» Exercise instructions: Print all the records exactly, please.

» Entries:
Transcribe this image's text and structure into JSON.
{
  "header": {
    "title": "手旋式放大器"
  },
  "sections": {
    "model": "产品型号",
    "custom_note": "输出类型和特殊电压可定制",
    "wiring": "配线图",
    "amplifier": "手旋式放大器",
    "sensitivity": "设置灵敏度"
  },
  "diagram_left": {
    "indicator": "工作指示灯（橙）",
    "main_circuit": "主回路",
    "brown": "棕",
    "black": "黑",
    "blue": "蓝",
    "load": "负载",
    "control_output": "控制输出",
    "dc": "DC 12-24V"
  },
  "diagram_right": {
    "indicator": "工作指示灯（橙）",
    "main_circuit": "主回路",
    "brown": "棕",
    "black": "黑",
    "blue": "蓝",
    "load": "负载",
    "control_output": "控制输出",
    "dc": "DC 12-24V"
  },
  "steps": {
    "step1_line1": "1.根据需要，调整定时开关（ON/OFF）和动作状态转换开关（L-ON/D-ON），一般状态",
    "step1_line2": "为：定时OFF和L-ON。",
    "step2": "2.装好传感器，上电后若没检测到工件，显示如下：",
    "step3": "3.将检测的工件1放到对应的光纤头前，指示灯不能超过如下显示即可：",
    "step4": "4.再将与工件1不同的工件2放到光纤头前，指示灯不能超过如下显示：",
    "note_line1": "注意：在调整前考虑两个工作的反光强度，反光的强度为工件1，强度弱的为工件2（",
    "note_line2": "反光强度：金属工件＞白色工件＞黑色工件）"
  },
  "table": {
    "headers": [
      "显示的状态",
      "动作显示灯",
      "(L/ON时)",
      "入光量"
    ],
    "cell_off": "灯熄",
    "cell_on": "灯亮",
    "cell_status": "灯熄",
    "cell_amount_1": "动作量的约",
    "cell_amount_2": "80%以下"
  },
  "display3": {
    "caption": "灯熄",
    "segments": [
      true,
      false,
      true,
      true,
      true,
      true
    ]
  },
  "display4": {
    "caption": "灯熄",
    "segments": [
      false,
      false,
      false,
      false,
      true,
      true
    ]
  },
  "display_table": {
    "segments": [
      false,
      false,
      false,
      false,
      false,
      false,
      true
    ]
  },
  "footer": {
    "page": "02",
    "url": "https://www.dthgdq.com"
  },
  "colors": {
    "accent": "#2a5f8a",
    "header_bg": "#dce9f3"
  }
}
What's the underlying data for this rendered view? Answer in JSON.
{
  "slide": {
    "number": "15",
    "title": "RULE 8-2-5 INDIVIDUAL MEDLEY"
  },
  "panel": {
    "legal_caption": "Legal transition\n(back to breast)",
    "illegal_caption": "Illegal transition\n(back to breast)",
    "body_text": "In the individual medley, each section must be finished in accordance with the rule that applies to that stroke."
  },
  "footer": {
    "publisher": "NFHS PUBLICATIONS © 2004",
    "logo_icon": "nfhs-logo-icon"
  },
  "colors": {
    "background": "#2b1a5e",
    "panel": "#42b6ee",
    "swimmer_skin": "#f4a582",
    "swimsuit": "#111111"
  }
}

» Right answer:
Transcribe this image's text and structure into JSON.
{
  "header": {
    "title": "手旋式放大器"
  },
  "sections": {
    "model": "产品型号",
    "custom_note": "输出类型和特殊电压可定制",
    "wiring": "配线图",
    "amplifier": "手旋式放大器",
    "sensitivity": "设置灵敏度"
  },
  "diagram_left": {
    "indicator": "工作指示灯（橙）",
    "main_circuit": "主回路",
    "brown": "棕",
    "black": "黑",
    "blue": "蓝",
    "load": "负载",
    "control_output": "控制输出",
    "dc": "DC 12-24V"
  },
  "diagram_right": {
    "indicator": "工作指示灯（橙）",
    "main_circuit": "主回路",
    "brown": "棕",
    "black": "黑",
    "blue": "蓝",
    "load": "负载",
    "control_output": "控制输出",
    "dc": "DC 12-24V"
  },
  "steps": {
    "step1_line1": "1.根据需要，调整定时开关（ON/OFF）和动作状态转换开关（L-ON/D-ON），一般状态",
    "step1_line2": "为：定时OFF和L-ON。",
    "step2": "2.装好传感器，上电后若没检测到工件，显示如下：",
    "step3": "3.将检测的工件1放到对应的光纤头前，指示灯不能超过如下显示即可：",
    "step4": "4.再将与工件1不同的工件2放到光纤头前，指示灯不能超过如下显示：",
    "note_line1": "注意：在调整前考虑两个工作的反光强度，反光的强度为工件1，强度弱的为工件2（",
    "note_line2": "反光强度：金属工件＞白色工件＞黑色工件）"
  },
  "table": {
    "headers": [
      "显示的状态",
      "动作显示灯",
      "(L/ON时)",
      "入光量"
    ],
    "cell_off": "灯熄",
    "cell_on": "灯亮",
    "cell_status": "灯熄",
    "cell_amount_1": "动作量的约",
    "cell_amount_2": "80%以下"
  },
  "display3": {
    "caption": "灯熄",
    "segments": [
      true,
      false,
      true,
      true,
      true,
      true
    ]
  },
  "display4": {
    "caption": "灯熄",
    "segments": [
      false,
      false,
      false,
      false,
      true,
      true
    ]
  },
  "display_table": {
    "segments": [
      false,
      false,
      false,
      false,
      false,
      false,
      true
    ]
  },
  "footer": {
    "page": "02",
    "url": "https://www.dthgdq.com"
  },
  "colors": {
    "accent": "#2a5f8a",
    "header_bg": "#dce9f3"
  }
}
What's the underlying data for this rendered view? Answer in JSON.
{
  "slide": {
    "number": "15",
    "title": "RULE 8-2-5 INDIVIDUAL MEDLEY"
  },
  "panel": {
    "legal_caption": "Legal transition\n(back to breast)",
    "illegal_caption": "Illegal transition\n(back to breast)",
    "body_text": "In the individual medley, each section must be finished in accordance with the rule that applies to that stroke."
  },
  "footer": {
    "publisher": "NFHS PUBLICATIONS © 2004",
    "logo_icon": "nfhs-logo-icon"
  },
  "colors": {
    "background": "#2b1a5e",
    "panel": "#42b6ee",
    "swimmer_skin": "#f4a582",
    "swimsuit": "#111111"
  }
}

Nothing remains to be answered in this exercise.